-- begin Listing --
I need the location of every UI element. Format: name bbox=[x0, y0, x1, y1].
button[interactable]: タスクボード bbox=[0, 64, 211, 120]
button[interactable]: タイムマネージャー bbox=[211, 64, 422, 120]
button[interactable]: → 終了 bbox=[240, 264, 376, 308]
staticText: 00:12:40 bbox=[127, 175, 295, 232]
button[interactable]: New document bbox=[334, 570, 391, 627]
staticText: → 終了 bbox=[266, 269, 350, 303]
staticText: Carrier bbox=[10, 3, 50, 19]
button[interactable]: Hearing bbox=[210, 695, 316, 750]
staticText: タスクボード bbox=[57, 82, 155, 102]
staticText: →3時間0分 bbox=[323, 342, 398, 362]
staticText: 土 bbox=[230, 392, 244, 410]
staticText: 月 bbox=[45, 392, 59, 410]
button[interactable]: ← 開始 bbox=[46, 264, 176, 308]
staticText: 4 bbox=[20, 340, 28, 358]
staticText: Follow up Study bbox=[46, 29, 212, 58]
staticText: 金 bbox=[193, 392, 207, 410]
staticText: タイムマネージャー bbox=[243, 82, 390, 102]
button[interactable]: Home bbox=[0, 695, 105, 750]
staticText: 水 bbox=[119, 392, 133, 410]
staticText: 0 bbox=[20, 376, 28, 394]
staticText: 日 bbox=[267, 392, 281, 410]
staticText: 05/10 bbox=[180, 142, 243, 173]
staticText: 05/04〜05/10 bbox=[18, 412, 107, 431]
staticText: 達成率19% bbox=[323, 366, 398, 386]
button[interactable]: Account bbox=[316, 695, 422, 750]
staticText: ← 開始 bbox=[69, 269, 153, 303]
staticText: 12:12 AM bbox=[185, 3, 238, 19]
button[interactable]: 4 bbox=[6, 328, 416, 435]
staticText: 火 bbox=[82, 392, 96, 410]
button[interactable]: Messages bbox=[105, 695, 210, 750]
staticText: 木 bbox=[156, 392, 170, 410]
-- end Listing --
-- begin Listing --
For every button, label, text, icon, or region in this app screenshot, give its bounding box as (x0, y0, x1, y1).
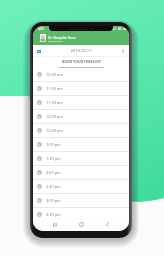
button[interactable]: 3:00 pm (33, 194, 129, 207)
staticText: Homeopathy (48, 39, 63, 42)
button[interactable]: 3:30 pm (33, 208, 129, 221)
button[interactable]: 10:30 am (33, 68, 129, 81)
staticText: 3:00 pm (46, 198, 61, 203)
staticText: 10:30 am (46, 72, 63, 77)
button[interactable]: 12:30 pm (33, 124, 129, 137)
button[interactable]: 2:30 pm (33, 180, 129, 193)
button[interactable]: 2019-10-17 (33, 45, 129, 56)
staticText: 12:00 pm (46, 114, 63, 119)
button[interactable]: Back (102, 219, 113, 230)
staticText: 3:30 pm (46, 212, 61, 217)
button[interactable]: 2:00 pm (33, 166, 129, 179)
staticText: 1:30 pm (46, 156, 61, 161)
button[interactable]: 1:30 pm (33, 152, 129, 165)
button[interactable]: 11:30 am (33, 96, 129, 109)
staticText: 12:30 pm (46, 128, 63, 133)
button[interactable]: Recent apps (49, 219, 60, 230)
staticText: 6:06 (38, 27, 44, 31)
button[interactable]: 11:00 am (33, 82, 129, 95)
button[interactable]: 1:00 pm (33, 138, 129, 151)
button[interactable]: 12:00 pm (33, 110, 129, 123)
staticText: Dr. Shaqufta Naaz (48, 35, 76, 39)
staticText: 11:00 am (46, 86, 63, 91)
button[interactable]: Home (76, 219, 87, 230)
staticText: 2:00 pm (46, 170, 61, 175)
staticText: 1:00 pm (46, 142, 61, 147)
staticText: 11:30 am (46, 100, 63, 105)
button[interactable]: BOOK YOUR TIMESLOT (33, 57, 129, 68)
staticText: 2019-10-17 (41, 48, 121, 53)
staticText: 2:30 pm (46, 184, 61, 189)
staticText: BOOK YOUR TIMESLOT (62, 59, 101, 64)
-- end Listing --
- Requirement
Copy out the lines in the records, starting from the line with "button[interactable]: 3:00 pm" and ending with the line with "button[interactable]: 11:30 am", both included.

- Right answer
button[interactable]: 3:00 pm (33, 194, 129, 207)
staticText: Homeopathy (48, 39, 63, 42)
button[interactable]: 3:30 pm (33, 208, 129, 221)
button[interactable]: 10:30 am (33, 68, 129, 81)
staticText: 3:00 pm (46, 198, 61, 203)
staticText: 10:30 am (46, 72, 63, 77)
button[interactable]: 12:30 pm (33, 124, 129, 137)
button[interactable]: 2:30 pm (33, 180, 129, 193)
button[interactable]: 2019-10-17 (33, 45, 129, 56)
staticText: 12:00 pm (46, 114, 63, 119)
button[interactable]: Back (102, 219, 113, 230)
staticText: 3:30 pm (46, 212, 61, 217)
button[interactable]: 2:00 pm (33, 166, 129, 179)
staticText: 1:30 pm (46, 156, 61, 161)
button[interactable]: 1:30 pm (33, 152, 129, 165)
button[interactable]: 11:30 am (33, 96, 129, 109)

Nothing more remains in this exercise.